The entries that follow should be written out exactly.

--- --- ---

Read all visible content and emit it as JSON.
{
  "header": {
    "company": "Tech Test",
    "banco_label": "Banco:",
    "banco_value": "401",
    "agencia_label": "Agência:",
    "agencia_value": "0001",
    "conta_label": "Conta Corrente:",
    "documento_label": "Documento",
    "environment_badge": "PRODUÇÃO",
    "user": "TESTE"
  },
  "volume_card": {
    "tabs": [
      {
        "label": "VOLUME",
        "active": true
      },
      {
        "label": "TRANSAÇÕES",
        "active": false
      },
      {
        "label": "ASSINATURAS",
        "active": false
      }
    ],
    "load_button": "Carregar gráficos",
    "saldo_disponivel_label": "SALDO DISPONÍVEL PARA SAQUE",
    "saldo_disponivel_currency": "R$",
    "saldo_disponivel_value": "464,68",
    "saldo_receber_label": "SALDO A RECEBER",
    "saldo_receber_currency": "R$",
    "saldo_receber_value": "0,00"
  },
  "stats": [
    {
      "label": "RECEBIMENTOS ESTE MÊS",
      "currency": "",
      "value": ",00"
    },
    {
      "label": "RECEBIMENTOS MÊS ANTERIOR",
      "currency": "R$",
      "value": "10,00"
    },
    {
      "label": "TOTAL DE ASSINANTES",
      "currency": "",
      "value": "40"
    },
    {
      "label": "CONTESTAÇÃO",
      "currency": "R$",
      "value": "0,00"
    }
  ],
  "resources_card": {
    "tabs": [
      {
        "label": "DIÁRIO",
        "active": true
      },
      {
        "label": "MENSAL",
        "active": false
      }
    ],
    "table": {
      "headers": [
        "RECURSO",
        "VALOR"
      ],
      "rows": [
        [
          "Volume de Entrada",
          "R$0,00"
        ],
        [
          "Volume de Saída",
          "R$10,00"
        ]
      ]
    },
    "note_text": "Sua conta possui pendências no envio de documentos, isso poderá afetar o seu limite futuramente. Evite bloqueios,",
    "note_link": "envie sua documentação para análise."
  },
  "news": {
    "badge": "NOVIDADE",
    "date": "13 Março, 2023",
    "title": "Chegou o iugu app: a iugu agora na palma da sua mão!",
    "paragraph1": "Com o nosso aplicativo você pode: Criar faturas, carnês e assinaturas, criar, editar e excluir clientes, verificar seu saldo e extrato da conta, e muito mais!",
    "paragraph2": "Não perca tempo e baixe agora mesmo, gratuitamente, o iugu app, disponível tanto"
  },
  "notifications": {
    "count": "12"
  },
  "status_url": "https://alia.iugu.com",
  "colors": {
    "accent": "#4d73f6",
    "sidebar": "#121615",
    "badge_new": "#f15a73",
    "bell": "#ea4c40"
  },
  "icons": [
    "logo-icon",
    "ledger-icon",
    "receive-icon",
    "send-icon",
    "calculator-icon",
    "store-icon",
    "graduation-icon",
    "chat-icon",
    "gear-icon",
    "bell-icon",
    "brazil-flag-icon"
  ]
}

--- --- ---

TASK RESULT:
Read all visible content and emit it as JSON.
{
  "header": {
    "company": "Tech Test",
    "banco_label": "Banco:",
    "banco_value": "401",
    "agencia_label": "Agência:",
    "agencia_value": "0001",
    "conta_label": "Conta Corrente:",
    "documento_label": "Documento",
    "environment_badge": "PRODUÇÃO",
    "user": "TESTE"
  },
  "volume_card": {
    "tabs": [
      {
        "label": "VOLUME",
        "active": true
      },
      {
        "label": "TRANSAÇÕES",
        "active": false
      },
      {
        "label": "ASSINATURAS",
        "active": false
      }
    ],
    "load_button": "Carregar gráficos",
    "saldo_disponivel_label": "SALDO DISPONÍVEL PARA SAQUE",
    "saldo_disponivel_currency": "R$",
    "saldo_disponivel_value": "464,68",
    "saldo_receber_label": "SALDO A RECEBER",
    "saldo_receber_currency": "R$",
    "saldo_receber_value": "0,00"
  },
  "stats": [
    {
      "label": "RECEBIMENTOS ESTE MÊS",
      "currency": "",
      "value": ",00"
    },
    {
      "label": "RECEBIMENTOS MÊS ANTERIOR",
      "currency": "R$",
      "value": "10,00"
    },
    {
      "label": "TOTAL DE ASSINANTES",
      "currency": "",
      "value": "40"
    },
    {
      "label": "CONTESTAÇÃO",
      "currency": "R$",
      "value": "0,00"
    }
  ],
  "resources_card": {
    "tabs": [
      {
        "label": "DIÁRIO",
        "active": true
      },
      {
        "label": "MENSAL",
        "active": false
      }
    ],
    "table": {
      "headers": [
        "RECURSO",
        "VALOR"
      ],
      "rows": [
        [
          "Volume de Entrada",
          "R$0,00"
        ],
        [
          "Volume de Saída",
          "R$10,00"
        ]
      ]
    },
    "note_text": "Sua conta possui pendências no envio de documentos, isso poderá afetar o seu limite futuramente. Evite bloqueios,",
    "note_link": "envie sua documentação para análise."
  },
  "news": {
    "badge": "NOVIDADE",
    "date": "13 Março, 2023",
    "title": "Chegou o iugu app: a iugu agora na palma da sua mão!",
    "paragraph1": "Com o nosso aplicativo você pode: Criar faturas, carnês e assinaturas, criar, editar e excluir clientes, verificar seu saldo e extrato da conta, e muito mais!",
    "paragraph2": "Não perca tempo e baixe agora mesmo, gratuitamente, o iugu app, disponível tanto"
  },
  "notifications": {
    "count": "12"
  },
  "status_url": "https://alia.iugu.com",
  "colors": {
    "accent": "#4d73f6",
    "sidebar": "#121615",
    "badge_new": "#f15a73",
    "bell": "#ea4c40"
  },
  "icons": [
    "logo-icon",
    "ledger-icon",
    "receive-icon",
    "send-icon",
    "calculator-icon",
    "store-icon",
    "graduation-icon",
    "chat-icon",
    "gear-icon",
    "bell-icon",
    "brazil-flag-icon"
  ]
}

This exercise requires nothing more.